Data records
-------
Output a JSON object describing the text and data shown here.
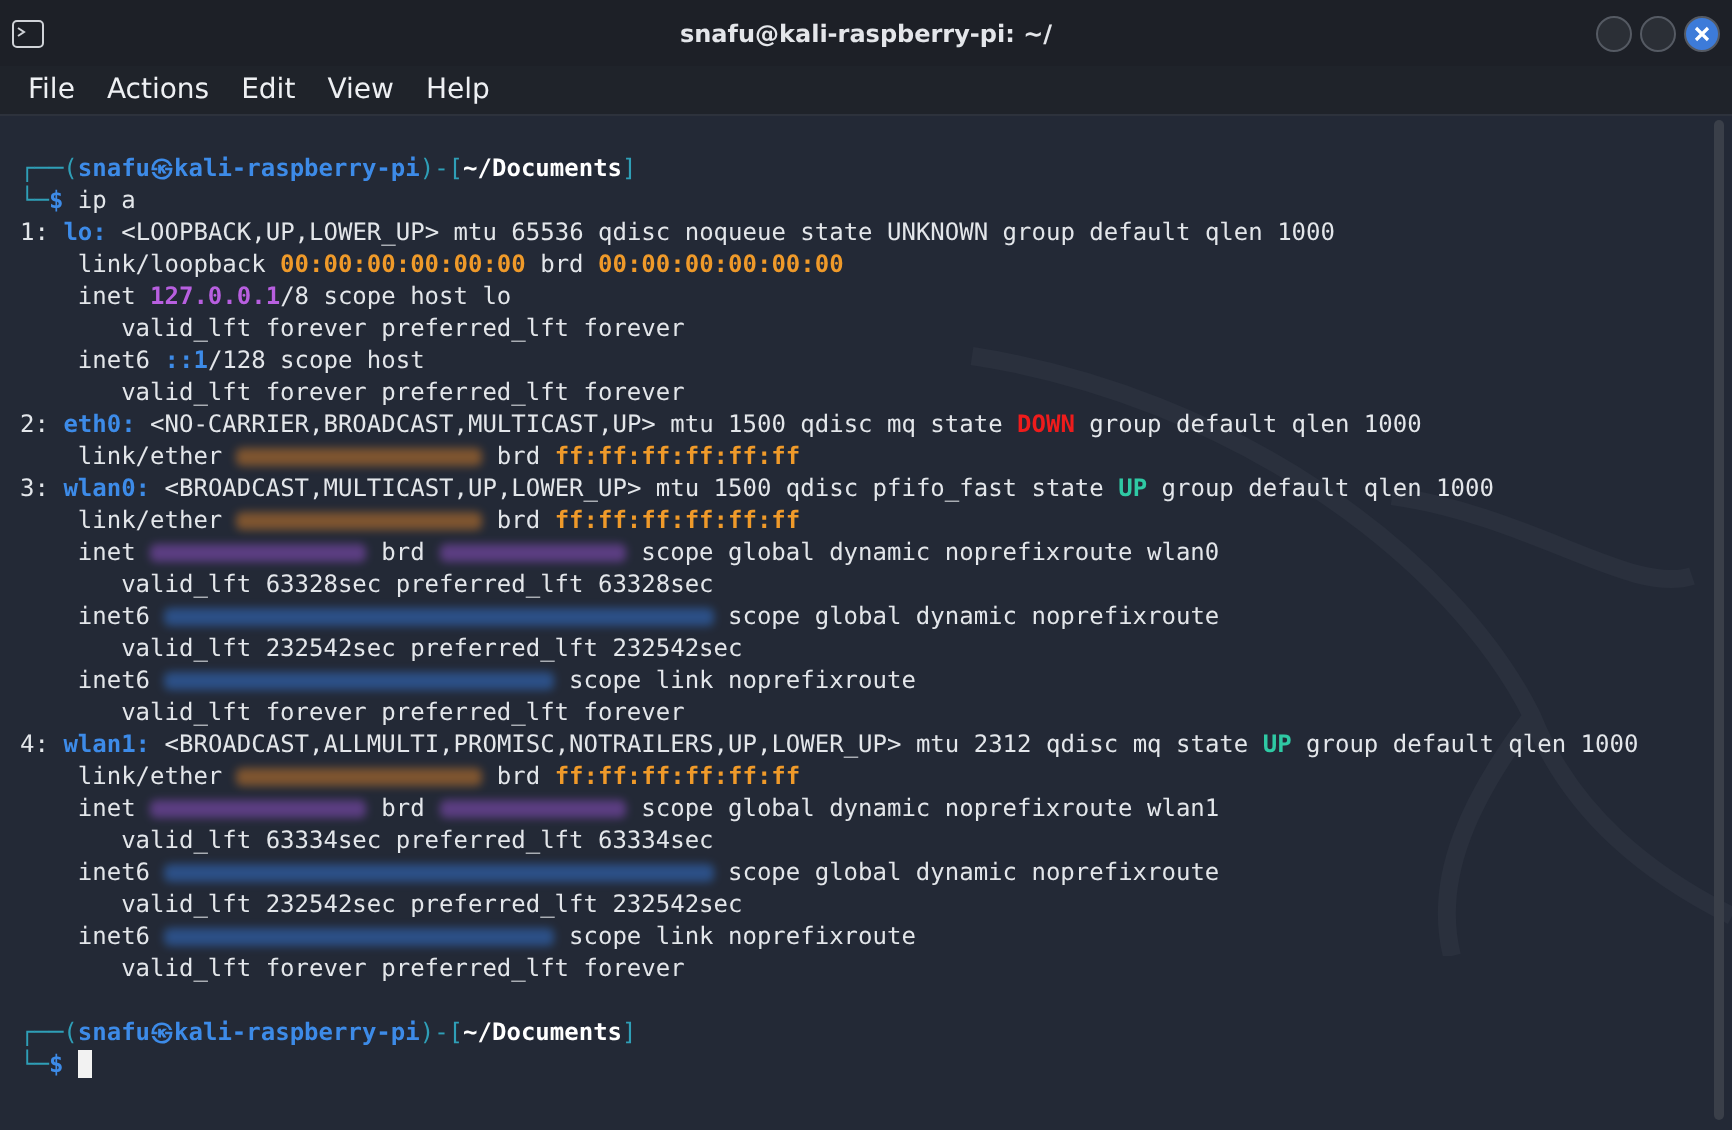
{
  "window": {
    "title": "snafu@kali-raspberry-pi: ~/"
  },
  "menu": [
    "File",
    "Actions",
    "Edit",
    "View",
    "Help"
  ],
  "terminal": {
    "output": [
      [
        {
          "kind": "box",
          "t": "┌──("
        },
        {
          "kind": "user",
          "t": "snafu㉿kali-raspberry-pi"
        },
        {
          "kind": "box",
          "t": ")-["
        },
        {
          "kind": "path",
          "t": "~/Documents"
        },
        {
          "kind": "box",
          "t": "]"
        }
      ],
      [
        {
          "kind": "box",
          "t": "└─"
        },
        {
          "kind": "dollar",
          "t": "$"
        },
        {
          "kind": "plain",
          "t": " ip a"
        }
      ],
      [
        {
          "kind": "plain",
          "t": "1: "
        },
        {
          "kind": "iface",
          "t": "lo:"
        },
        {
          "kind": "plain",
          "t": " <LOOPBACK,UP,LOWER_UP> mtu 65536 qdisc noqueue state UNKNOWN group default qlen 1000"
        }
      ],
      [
        {
          "kind": "plain",
          "t": "    link/loopback "
        },
        {
          "kind": "mac",
          "t": "00:00:00:00:00:00"
        },
        {
          "kind": "plain",
          "t": " brd "
        },
        {
          "kind": "mac",
          "t": "00:00:00:00:00:00"
        }
      ],
      [
        {
          "kind": "plain",
          "t": "    inet "
        },
        {
          "kind": "ip4",
          "t": "127.0.0.1"
        },
        {
          "kind": "plain",
          "t": "/8 scope host lo"
        }
      ],
      [
        {
          "kind": "plain",
          "t": "       valid_lft forever preferred_lft forever"
        }
      ],
      [
        {
          "kind": "plain",
          "t": "    inet6 "
        },
        {
          "kind": "ip6",
          "t": "::1"
        },
        {
          "kind": "plain",
          "t": "/128 scope host"
        }
      ],
      [
        {
          "kind": "plain",
          "t": "       valid_lft forever preferred_lft forever"
        }
      ],
      [
        {
          "kind": "plain",
          "t": "2: "
        },
        {
          "kind": "iface",
          "t": "eth0:"
        },
        {
          "kind": "plain",
          "t": " <NO-CARRIER,BROADCAST,MULTICAST,UP> mtu 1500 qdisc mq state "
        },
        {
          "kind": "down",
          "t": "DOWN"
        },
        {
          "kind": "plain",
          "t": " group default qlen 1000"
        }
      ],
      [
        {
          "kind": "plain",
          "t": "    link/ether "
        },
        {
          "kind": "blur-mac"
        },
        {
          "kind": "plain",
          "t": " brd "
        },
        {
          "kind": "mac",
          "t": "ff:ff:ff:ff:ff:ff"
        }
      ],
      [
        {
          "kind": "plain",
          "t": "3: "
        },
        {
          "kind": "iface",
          "t": "wlan0:"
        },
        {
          "kind": "plain",
          "t": " <BROADCAST,MULTICAST,UP,LOWER_UP> mtu 1500 qdisc pfifo_fast state "
        },
        {
          "kind": "up",
          "t": "UP"
        },
        {
          "kind": "plain",
          "t": " group default qlen 1000"
        }
      ],
      [
        {
          "kind": "plain",
          "t": "    link/ether "
        },
        {
          "kind": "blur-mac"
        },
        {
          "kind": "plain",
          "t": " brd "
        },
        {
          "kind": "mac",
          "t": "ff:ff:ff:ff:ff:ff"
        }
      ],
      [
        {
          "kind": "plain",
          "t": "    inet "
        },
        {
          "kind": "blur-ip4cidr"
        },
        {
          "kind": "plain",
          "t": " brd "
        },
        {
          "kind": "blur-ip4"
        },
        {
          "kind": "plain",
          "t": " scope global dynamic noprefixroute wlan0"
        }
      ],
      [
        {
          "kind": "plain",
          "t": "       valid_lft 63328sec preferred_lft 63328sec"
        }
      ],
      [
        {
          "kind": "plain",
          "t": "    inet6 "
        },
        {
          "kind": "blur-ip6global"
        },
        {
          "kind": "plain",
          "t": " scope global dynamic noprefixroute"
        }
      ],
      [
        {
          "kind": "plain",
          "t": "       valid_lft 232542sec preferred_lft 232542sec"
        }
      ],
      [
        {
          "kind": "plain",
          "t": "    inet6 "
        },
        {
          "kind": "blur-ip6link"
        },
        {
          "kind": "plain",
          "t": " scope link noprefixroute"
        }
      ],
      [
        {
          "kind": "plain",
          "t": "       valid_lft forever preferred_lft forever"
        }
      ],
      [
        {
          "kind": "plain",
          "t": "4: "
        },
        {
          "kind": "iface",
          "t": "wlan1:"
        },
        {
          "kind": "plain",
          "t": " <BROADCAST,ALLMULTI,PROMISC,NOTRAILERS,UP,LOWER_UP> mtu 2312 qdisc mq state "
        },
        {
          "kind": "up",
          "t": "UP"
        },
        {
          "kind": "plain",
          "t": " group default qlen 1000"
        }
      ],
      [
        {
          "kind": "plain",
          "t": "    link/ether "
        },
        {
          "kind": "blur-mac"
        },
        {
          "kind": "plain",
          "t": " brd "
        },
        {
          "kind": "mac",
          "t": "ff:ff:ff:ff:ff:ff"
        }
      ],
      [
        {
          "kind": "plain",
          "t": "    inet "
        },
        {
          "kind": "blur-ip4cidr"
        },
        {
          "kind": "plain",
          "t": " brd "
        },
        {
          "kind": "blur-ip4"
        },
        {
          "kind": "plain",
          "t": " scope global dynamic noprefixroute wlan1"
        }
      ],
      [
        {
          "kind": "plain",
          "t": "       valid_lft 63334sec preferred_lft 63334sec"
        }
      ],
      [
        {
          "kind": "plain",
          "t": "    inet6 "
        },
        {
          "kind": "blur-ip6global"
        },
        {
          "kind": "plain",
          "t": " scope global dynamic noprefixroute"
        }
      ],
      [
        {
          "kind": "plain",
          "t": "       valid_lft 232542sec preferred_lft 232542sec"
        }
      ],
      [
        {
          "kind": "plain",
          "t": "    inet6 "
        },
        {
          "kind": "blur-ip6link"
        },
        {
          "kind": "plain",
          "t": " scope link noprefixroute"
        }
      ],
      [
        {
          "kind": "plain",
          "t": "       valid_lft forever preferred_lft forever"
        }
      ]
    ],
    "prompt": [
      [
        {
          "kind": "box",
          "t": "┌──("
        },
        {
          "kind": "user",
          "t": "snafu㉿kali-raspberry-pi"
        },
        {
          "kind": "box",
          "t": ")-["
        },
        {
          "kind": "path",
          "t": "~/Documents"
        },
        {
          "kind": "box",
          "t": "]"
        }
      ],
      [
        {
          "kind": "box",
          "t": "└─"
        },
        {
          "kind": "dollar",
          "t": "$"
        },
        {
          "kind": "cursor"
        }
      ]
    ]
  }
}
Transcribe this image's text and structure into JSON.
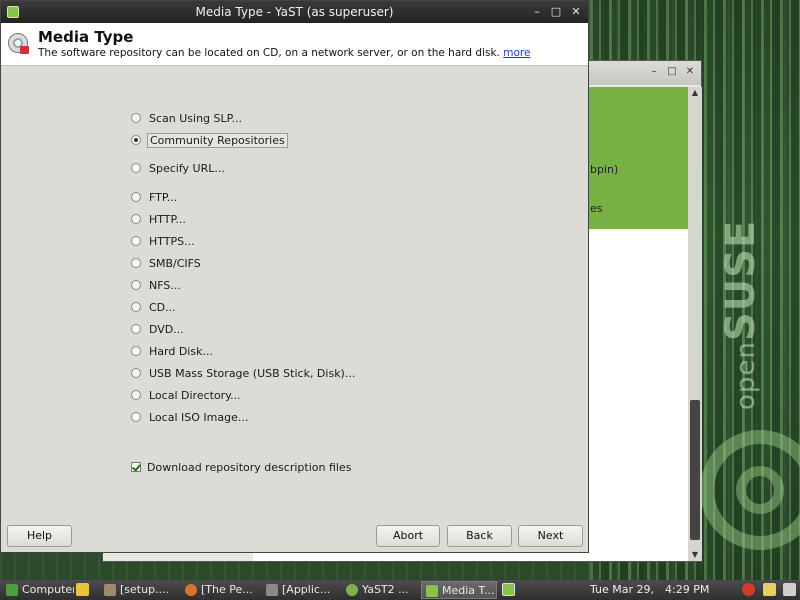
{
  "dialog": {
    "title": "Media Type - YaST (as superuser)",
    "header_title": "Media Type",
    "header_desc": "The software repository can be located on CD, on a network server, or on the hard disk.",
    "more_link": "more",
    "options": [
      {
        "label": "Scan Using SLP...",
        "selected": false
      },
      {
        "label": "Community Repositories",
        "selected": true
      },
      {
        "label": "Specify URL...",
        "selected": false
      },
      {
        "label": "FTP...",
        "selected": false
      },
      {
        "label": "HTTP...",
        "selected": false
      },
      {
        "label": "HTTPS...",
        "selected": false
      },
      {
        "label": "SMB/CIFS",
        "selected": false
      },
      {
        "label": "NFS...",
        "selected": false
      },
      {
        "label": "CD...",
        "selected": false
      },
      {
        "label": "DVD...",
        "selected": false
      },
      {
        "label": "Hard Disk...",
        "selected": false
      },
      {
        "label": "USB Mass Storage (USB Stick, Disk)...",
        "selected": false
      },
      {
        "label": "Local Directory...",
        "selected": false
      },
      {
        "label": "Local ISO Image...",
        "selected": false
      }
    ],
    "download_checkbox": {
      "label": "Download repository description files",
      "checked": true
    },
    "buttons": {
      "help": "Help",
      "abort": "Abort",
      "back": "Back",
      "next": "Next"
    }
  },
  "background_window": {
    "fragment_1": "bpin)",
    "fragment_2": "es"
  },
  "desktop": {
    "logo_open": "open",
    "logo_suse": "SUSE"
  },
  "taskbar": {
    "items": [
      "Computer",
      "[setup....",
      "[The Pe...",
      "[Applic...",
      "YaST2 ...",
      "Media T..."
    ],
    "clock_date": "Tue Mar 29,",
    "clock_time": "4:29 PM"
  },
  "colors": {
    "accent_green": "#77b043",
    "titlebar": "#2b2b2b",
    "link": "#1a3fbf"
  }
}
-------
In the records above, locate the lines holding the word "scope". Copy each of them.

          "t": "/8 scope host lo"
          "t": "/128 scope host"
          "t": " scope global dynamic noprefixroute wlan0"
          "t": " scope global dynamic noprefixroute"
          "t": " scope link noprefixroute"
          "t": " scope global dynamic noprefixroute wlan1"
          "t": " scope global dynamic noprefixroute"
          "t": " scope link noprefixroute"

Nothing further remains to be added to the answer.